[Figure record listings]
::::
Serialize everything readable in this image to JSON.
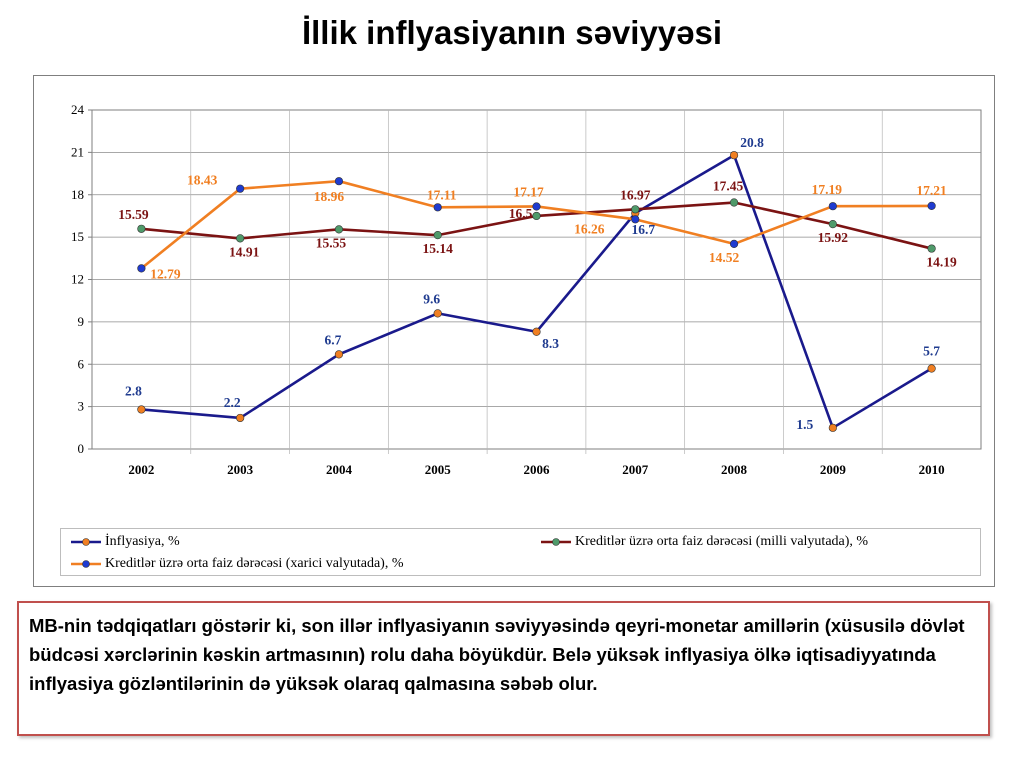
{
  "title": "İllik inflyasiyanın səviyyəsi",
  "note": "MB-nin tədqiqatları göstərir ki, son illər inflyasiyanın səviyyəsində qeyri-monetar amillərin (xüsusilə dövlət büdcəsi xərclərinin kəskin artmasının) rolu daha böyükdür. Belə yüksək inflyasiya ölkə iqtisadiyyatında inflyasiya gözləntilərinin də yüksək olaraq qalmasına səbəb olur.",
  "chart_data": {
    "type": "line",
    "categories": [
      "2002",
      "2003",
      "2004",
      "2005",
      "2006",
      "2007",
      "2008",
      "2009",
      "2010"
    ],
    "ylim": [
      0,
      24
    ],
    "yticks": [
      "0",
      "3",
      "6",
      "9",
      "12",
      "15",
      "18",
      "21",
      "24"
    ],
    "grid": true,
    "legend_position": "bottom",
    "series": [
      {
        "name": "İnflyasiya, %",
        "values": [
          2.8,
          2.2,
          6.7,
          9.6,
          8.3,
          16.7,
          20.8,
          1.5,
          5.7
        ],
        "labels": [
          "2.8",
          "2.2",
          "6.7",
          "9.6",
          "8.3",
          "16.7",
          "20.8",
          "1.5",
          "5.7"
        ],
        "line_color": "#1a1a8c",
        "marker_color": "#f07f22",
        "label_color": "#1f3b8f"
      },
      {
        "name": "Kreditlər üzrə orta faiz dərəcəsi (milli valyutada), %",
        "values": [
          15.59,
          14.91,
          15.55,
          15.14,
          16.5,
          16.97,
          17.45,
          15.92,
          14.19
        ],
        "labels": [
          "15.59",
          "14.91",
          "15.55",
          "15.14",
          "16.5",
          "16.97",
          "17.45",
          "15.92",
          "14.19"
        ],
        "line_color": "#7b1313",
        "marker_color": "#4f9a6a",
        "label_color": "#7b1313"
      },
      {
        "name": "Kreditlər üzrə orta faiz dərəcəsi (xarici valyutada), %",
        "values": [
          12.79,
          18.43,
          18.96,
          17.11,
          17.17,
          16.26,
          14.52,
          17.19,
          17.21
        ],
        "labels": [
          "12.79",
          "18.43",
          "18.96",
          "17.11",
          "17.17",
          "16.26",
          "14.52",
          "17.19",
          "17.21"
        ],
        "line_color": "#f07f22",
        "marker_color": "#1f3bd0",
        "label_color": "#f07f22"
      }
    ]
  }
}
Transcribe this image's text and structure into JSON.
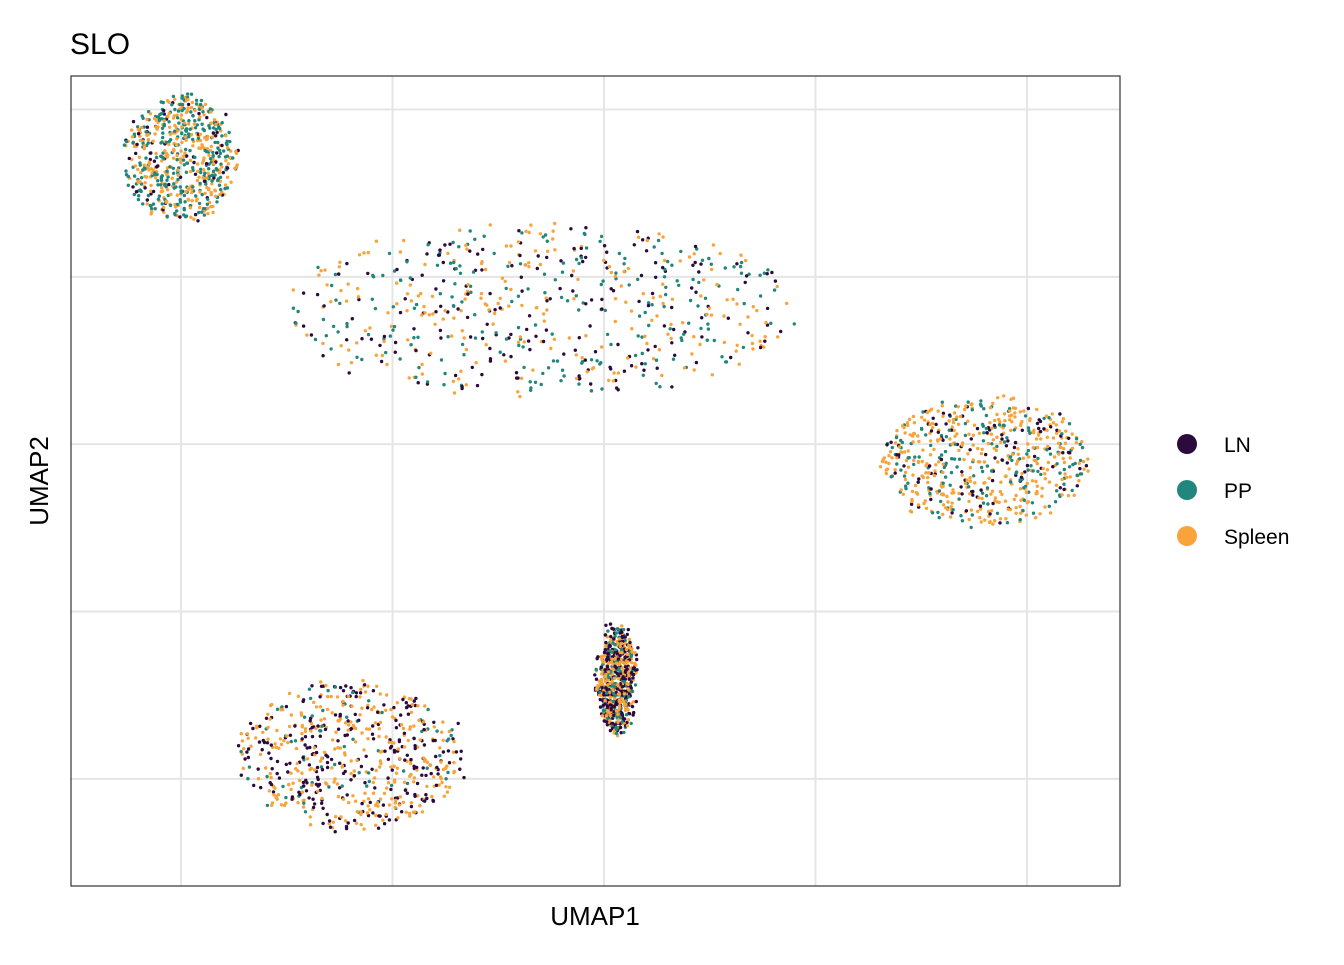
{
  "chart_data": {
    "type": "scatter",
    "title": "SLO",
    "xlabel": "UMAP1",
    "ylabel": "UMAP2",
    "xlim": [
      -2.6,
      22.2
    ],
    "ylim": [
      -5.7,
      18.5
    ],
    "x_gridlines": [
      0,
      5,
      10,
      15,
      20
    ],
    "y_gridlines": [
      -2.5,
      2.5,
      7.5,
      12.5,
      17.5
    ],
    "tick_labels_visible": false,
    "grid": true,
    "legend_position": "right",
    "series": [
      {
        "name": "LN",
        "color": "#2c0a3e"
      },
      {
        "name": "PP",
        "color": "#21867c"
      },
      {
        "name": "Spleen",
        "color": "#f9a43a"
      }
    ],
    "clusters": [
      {
        "cx": 0.0,
        "cy": 16.0,
        "rx": 1.3,
        "ry": 1.9,
        "weights": [
          0.1,
          0.45,
          0.45
        ]
      },
      {
        "cx": 8.5,
        "cy": 11.5,
        "rx": 6.0,
        "ry": 2.6,
        "weights": [
          0.33,
          0.34,
          0.33
        ]
      },
      {
        "cx": 19.0,
        "cy": 7.0,
        "rx": 2.4,
        "ry": 1.9,
        "weights": [
          0.15,
          0.25,
          0.6
        ]
      },
      {
        "cx": 10.3,
        "cy": 0.5,
        "rx": 0.4,
        "ry": 1.6,
        "weights": [
          0.4,
          0.2,
          0.4
        ]
      },
      {
        "cx": 4.0,
        "cy": -1.8,
        "rx": 2.6,
        "ry": 2.2,
        "weights": [
          0.4,
          0.1,
          0.5
        ]
      }
    ]
  }
}
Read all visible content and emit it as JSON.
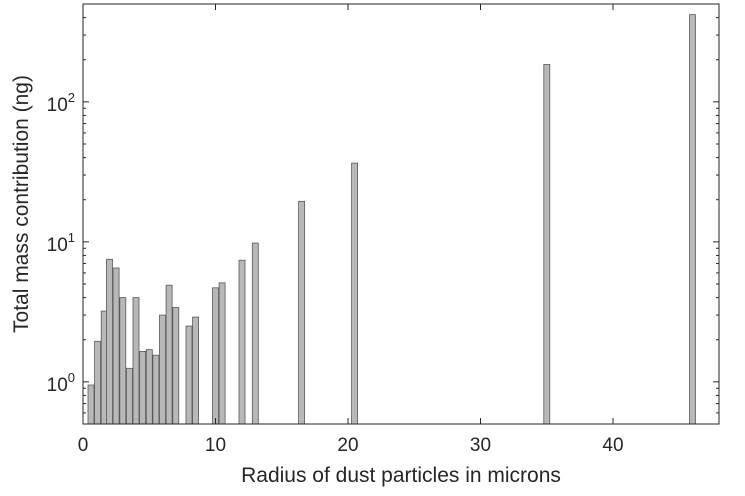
{
  "chart_data": {
    "type": "bar",
    "title": "",
    "xlabel": "Radius of dust particles in microns",
    "ylabel": "Total mass contribution (ng)",
    "xscale": "linear",
    "yscale": "log",
    "xlim": [
      0,
      48
    ],
    "ylim": [
      0.5,
      500
    ],
    "xticks": [
      {
        "value": 0,
        "label": "0"
      },
      {
        "value": 10,
        "label": "10"
      },
      {
        "value": 20,
        "label": "20"
      },
      {
        "value": 30,
        "label": "30"
      },
      {
        "value": 40,
        "label": "40"
      }
    ],
    "yticks": [
      {
        "value": 1,
        "base": "10",
        "exp": "0"
      },
      {
        "value": 10,
        "base": "10",
        "exp": "1"
      },
      {
        "value": 100,
        "base": "10",
        "exp": "2"
      }
    ],
    "bar_color": "#b8b8b8",
    "bar_edge_color": "#595959",
    "grid": false,
    "box": true,
    "x": [
      0.6,
      1.1,
      1.6,
      2.0,
      2.5,
      3.0,
      3.5,
      4.0,
      4.5,
      5.0,
      5.5,
      6.0,
      6.5,
      7.0,
      8.0,
      8.5,
      10.0,
      10.5,
      12.0,
      13.0,
      16.5,
      20.5,
      35.0,
      46.0
    ],
    "values": [
      0.95,
      1.95,
      3.2,
      7.5,
      6.5,
      4.0,
      1.25,
      4.0,
      1.65,
      1.7,
      1.55,
      3.0,
      4.9,
      3.4,
      2.5,
      2.9,
      4.7,
      5.1,
      7.4,
      9.8,
      19.5,
      36.5,
      185,
      420
    ]
  }
}
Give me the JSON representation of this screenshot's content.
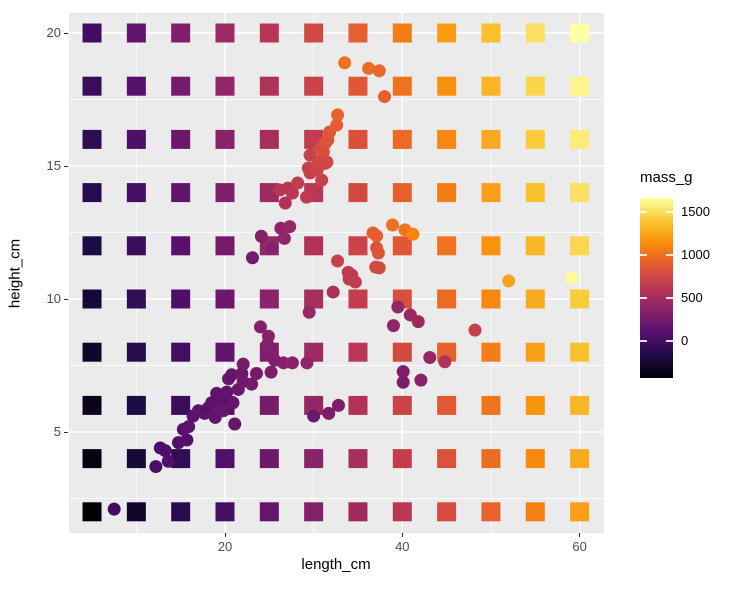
{
  "axes": {
    "x_label": "length_cm",
    "y_label": "height_cm",
    "x_ticks": [
      20,
      40,
      60
    ],
    "y_ticks": [
      5,
      10,
      15,
      20
    ],
    "x_minor_gridlines": [
      10,
      30,
      50
    ],
    "y_minor_gridlines": [
      2.5,
      7.5,
      12.5,
      17.5
    ]
  },
  "legend": {
    "title": "mass_g",
    "ticks": [
      1500,
      1000,
      500,
      0
    ]
  },
  "colors": {
    "panel_background": "#EBEBEB",
    "gridline": "#FFFFFF",
    "tick_text": "#4D4D4D",
    "tick_mark": "#333333",
    "page_background": "#FFFFFF"
  },
  "chart_data": {
    "type": "scatter",
    "title": "",
    "xlabel": "length_cm",
    "ylabel": "height_cm",
    "color_label": "mass_g",
    "xlim": [
      2.4,
      62.7
    ],
    "ylim": [
      1.2,
      20.75
    ],
    "x_ticks": [
      20,
      40,
      60
    ],
    "y_ticks": [
      5,
      10,
      15,
      20
    ],
    "grid": "on",
    "legend_position": "right",
    "color_scale": {
      "name": "inferno",
      "domain": [
        -434,
        1666
      ],
      "legend_ticks": [
        1500,
        1000,
        500,
        0
      ],
      "stops": [
        "#000004",
        "#1F0C48",
        "#550F6D",
        "#88226A",
        "#BA3655",
        "#E35933",
        "#F98C0A",
        "#F9C932",
        "#FCFFA4"
      ]
    },
    "tile_grid": {
      "description": "square prediction-surface tiles, mass predicted from length and height",
      "x_values": [
        5,
        10,
        15,
        20,
        25,
        30,
        35,
        40,
        45,
        50,
        55,
        60
      ],
      "y_values": [
        2,
        4,
        6,
        8,
        10,
        12,
        14,
        16,
        18,
        20
      ],
      "model": {
        "intercept": -633.8,
        "length_coef": 30.2,
        "height_coef": 24.4
      }
    },
    "points_format": [
      "length_cm",
      "height_cm",
      "mass_g"
    ],
    "points": [
      [
        7.5,
        2.1,
        5.9
      ],
      [
        12.2,
        3.7,
        32
      ],
      [
        12.7,
        4.4,
        40
      ],
      [
        13.25,
        4.3,
        51
      ],
      [
        13.6,
        3.9,
        70
      ],
      [
        14.75,
        4.6,
        78
      ],
      [
        15.7,
        4.7,
        87
      ],
      [
        15.3,
        5.1,
        110
      ],
      [
        15.9,
        5.2,
        120
      ],
      [
        16.4,
        5.6,
        120
      ],
      [
        17.0,
        5.8,
        130
      ],
      [
        17.7,
        5.7,
        135
      ],
      [
        18.1,
        5.9,
        110
      ],
      [
        18.5,
        6.1,
        130
      ],
      [
        18.9,
        5.55,
        150
      ],
      [
        19.06,
        6.45,
        150
      ],
      [
        19.25,
        6.0,
        160
      ],
      [
        19.8,
        5.8,
        170
      ],
      [
        20.2,
        6.5,
        145
      ],
      [
        20.4,
        7.0,
        188
      ],
      [
        20.75,
        7.15,
        180
      ],
      [
        20.9,
        6.1,
        180
      ],
      [
        21.1,
        5.3,
        188
      ],
      [
        21.5,
        6.6,
        197
      ],
      [
        21.9,
        7.2,
        218
      ],
      [
        22.05,
        7.55,
        250
      ],
      [
        22.05,
        6.9,
        225
      ],
      [
        23.0,
        6.8,
        250
      ],
      [
        23.55,
        7.2,
        260
      ],
      [
        25.2,
        7.25,
        300
      ],
      [
        24.0,
        8.95,
        330
      ],
      [
        24.9,
        8.6,
        345
      ],
      [
        24.8,
        8.3,
        330
      ],
      [
        25.6,
        7.7,
        320
      ],
      [
        26.6,
        7.6,
        340
      ],
      [
        27.6,
        7.6,
        360
      ],
      [
        29.25,
        7.6,
        400
      ],
      [
        29.5,
        9.5,
        430
      ],
      [
        23.1,
        11.55,
        242
      ],
      [
        24.1,
        12.36,
        330
      ],
      [
        25.3,
        11.9,
        340
      ],
      [
        26.3,
        12.66,
        390
      ],
      [
        26.7,
        12.28,
        400
      ],
      [
        27.3,
        12.72,
        420
      ],
      [
        26.2,
        14.1,
        600
      ],
      [
        26.8,
        13.61,
        560
      ],
      [
        27.1,
        14.17,
        610
      ],
      [
        27.6,
        13.98,
        620
      ],
      [
        28.2,
        14.36,
        650
      ],
      [
        29.2,
        13.83,
        650
      ],
      [
        29.4,
        14.92,
        700
      ],
      [
        29.6,
        14.74,
        690
      ],
      [
        29.6,
        15.41,
        700
      ],
      [
        30.4,
        14.85,
        720
      ],
      [
        30.5,
        15.11,
        730
      ],
      [
        30.9,
        14.47,
        700
      ],
      [
        30.7,
        15.66,
        780
      ],
      [
        30.9,
        15.23,
        740
      ],
      [
        31.1,
        15.53,
        800
      ],
      [
        31.3,
        15.86,
        820
      ],
      [
        31.3,
        15.1,
        730
      ],
      [
        31.5,
        15.15,
        750
      ],
      [
        31.6,
        15.98,
        840
      ],
      [
        31.8,
        16.28,
        850
      ],
      [
        32.6,
        16.54,
        900
      ],
      [
        32.7,
        16.92,
        925
      ],
      [
        33.5,
        18.88,
        1000
      ],
      [
        36.2,
        18.67,
        975
      ],
      [
        37.4,
        18.58,
        950
      ],
      [
        38.0,
        17.61,
        900
      ],
      [
        32.2,
        10.26,
        540
      ],
      [
        32.7,
        11.43,
        700
      ],
      [
        33.9,
        11.0,
        650
      ],
      [
        34.0,
        10.75,
        640
      ],
      [
        34.3,
        10.9,
        650
      ],
      [
        34.7,
        10.64,
        660
      ],
      [
        36.7,
        12.48,
        900
      ],
      [
        37.1,
        12.37,
        900
      ],
      [
        37.1,
        11.92,
        820
      ],
      [
        37.3,
        11.73,
        840
      ],
      [
        37.0,
        11.2,
        750
      ],
      [
        37.4,
        11.17,
        770
      ],
      [
        38.9,
        12.78,
        1000
      ],
      [
        40.3,
        12.6,
        1015
      ],
      [
        41.2,
        12.44,
        1100
      ],
      [
        30.0,
        5.6,
        200
      ],
      [
        31.7,
        5.7,
        300
      ],
      [
        32.8,
        6.0,
        300
      ],
      [
        39.0,
        9.0,
        400
      ],
      [
        39.5,
        9.7,
        420
      ],
      [
        40.9,
        9.4,
        440
      ],
      [
        41.8,
        9.15,
        460
      ],
      [
        40.1,
        7.27,
        300
      ],
      [
        40.1,
        6.87,
        290
      ],
      [
        42.1,
        6.95,
        345
      ],
      [
        43.1,
        7.8,
        430
      ],
      [
        44.8,
        7.64,
        580
      ],
      [
        48.2,
        8.83,
        700
      ],
      [
        52.0,
        10.68,
        1250
      ],
      [
        59.1,
        10.79,
        1650
      ]
    ]
  }
}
::::
Work instructions »
Of all the lines in the listing above, how many contain the word "ylabel"? Answer with the number alone.

Result »
3